GIVEN EXERCISE
Write out, word for word, every line from the one containing "What data populates" through the last line of the records below, both ends included.

SUPPLIED DATA
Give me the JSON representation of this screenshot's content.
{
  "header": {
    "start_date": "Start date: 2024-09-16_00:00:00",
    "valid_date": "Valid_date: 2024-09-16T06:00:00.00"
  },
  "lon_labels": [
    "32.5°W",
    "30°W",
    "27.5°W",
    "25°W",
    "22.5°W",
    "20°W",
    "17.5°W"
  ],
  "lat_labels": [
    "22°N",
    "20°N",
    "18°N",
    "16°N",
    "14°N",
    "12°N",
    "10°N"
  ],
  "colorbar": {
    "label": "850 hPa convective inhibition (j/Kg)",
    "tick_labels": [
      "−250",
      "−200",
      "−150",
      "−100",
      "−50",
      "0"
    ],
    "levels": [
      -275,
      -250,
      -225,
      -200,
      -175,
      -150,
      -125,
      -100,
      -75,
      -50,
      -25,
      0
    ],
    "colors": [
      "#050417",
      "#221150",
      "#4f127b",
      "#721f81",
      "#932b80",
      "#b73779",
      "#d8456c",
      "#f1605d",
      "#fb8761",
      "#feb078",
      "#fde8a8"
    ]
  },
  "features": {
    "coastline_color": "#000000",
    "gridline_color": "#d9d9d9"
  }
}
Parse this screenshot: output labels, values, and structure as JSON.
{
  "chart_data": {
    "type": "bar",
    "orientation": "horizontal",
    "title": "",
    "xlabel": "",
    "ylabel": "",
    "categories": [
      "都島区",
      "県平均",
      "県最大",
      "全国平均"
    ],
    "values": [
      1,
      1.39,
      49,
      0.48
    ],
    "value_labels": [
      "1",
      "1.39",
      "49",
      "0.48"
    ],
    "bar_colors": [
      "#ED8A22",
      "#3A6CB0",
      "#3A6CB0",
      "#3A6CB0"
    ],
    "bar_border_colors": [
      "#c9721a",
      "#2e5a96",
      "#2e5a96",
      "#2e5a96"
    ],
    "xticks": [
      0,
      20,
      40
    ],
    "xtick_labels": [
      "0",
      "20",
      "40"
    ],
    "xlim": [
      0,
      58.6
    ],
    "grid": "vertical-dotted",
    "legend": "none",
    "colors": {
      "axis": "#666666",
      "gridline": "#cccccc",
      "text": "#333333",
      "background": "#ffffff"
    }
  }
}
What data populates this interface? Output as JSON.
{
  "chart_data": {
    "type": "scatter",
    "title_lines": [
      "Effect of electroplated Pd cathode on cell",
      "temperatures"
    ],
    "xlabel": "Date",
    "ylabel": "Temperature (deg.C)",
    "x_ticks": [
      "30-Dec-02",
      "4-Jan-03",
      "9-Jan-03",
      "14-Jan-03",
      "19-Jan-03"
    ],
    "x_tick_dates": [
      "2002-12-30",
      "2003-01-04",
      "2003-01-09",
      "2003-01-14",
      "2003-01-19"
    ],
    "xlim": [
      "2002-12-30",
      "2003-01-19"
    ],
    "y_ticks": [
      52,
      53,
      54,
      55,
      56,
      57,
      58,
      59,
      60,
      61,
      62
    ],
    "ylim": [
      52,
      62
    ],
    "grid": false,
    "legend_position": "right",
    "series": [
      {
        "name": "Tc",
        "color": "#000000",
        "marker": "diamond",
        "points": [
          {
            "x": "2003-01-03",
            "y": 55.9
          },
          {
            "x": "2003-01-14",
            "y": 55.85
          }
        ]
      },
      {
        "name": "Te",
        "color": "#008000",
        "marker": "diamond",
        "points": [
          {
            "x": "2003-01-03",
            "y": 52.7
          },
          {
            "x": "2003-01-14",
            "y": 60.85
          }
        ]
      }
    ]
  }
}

TASK OUTPUT
What data populates this interface? Output as JSON.
{
  "chart_data": {
    "type": "scatter",
    "title_lines": [
      "Effect of electroplated Pd cathode on cell",
      "temperatures"
    ],
    "xlabel": "Date",
    "ylabel": "Temperature (deg.C)",
    "x_ticks": [
      "30-Dec-02",
      "4-Jan-03",
      "9-Jan-03",
      "14-Jan-03",
      "19-Jan-03"
    ],
    "x_tick_dates": [
      "2002-12-30",
      "2003-01-04",
      "2003-01-09",
      "2003-01-14",
      "2003-01-19"
    ],
    "xlim": [
      "2002-12-30",
      "2003-01-19"
    ],
    "y_ticks": [
      52,
      53,
      54,
      55,
      56,
      57,
      58,
      59,
      60,
      61,
      62
    ],
    "ylim": [
      52,
      62
    ],
    "grid": false,
    "legend_position": "right",
    "series": [
      {
        "name": "Tc",
        "color": "#000000",
        "marker": "diamond",
        "points": [
          {
            "x": "2003-01-03",
            "y": 55.9
          },
          {
            "x": "2003-01-14",
            "y": 55.85
          }
        ]
      },
      {
        "name": "Te",
        "color": "#008000",
        "marker": "diamond",
        "points": [
          {
            "x": "2003-01-03",
            "y": 52.7
          },
          {
            "x": "2003-01-14",
            "y": 60.85
          }
        ]
      }
    ]
  }
}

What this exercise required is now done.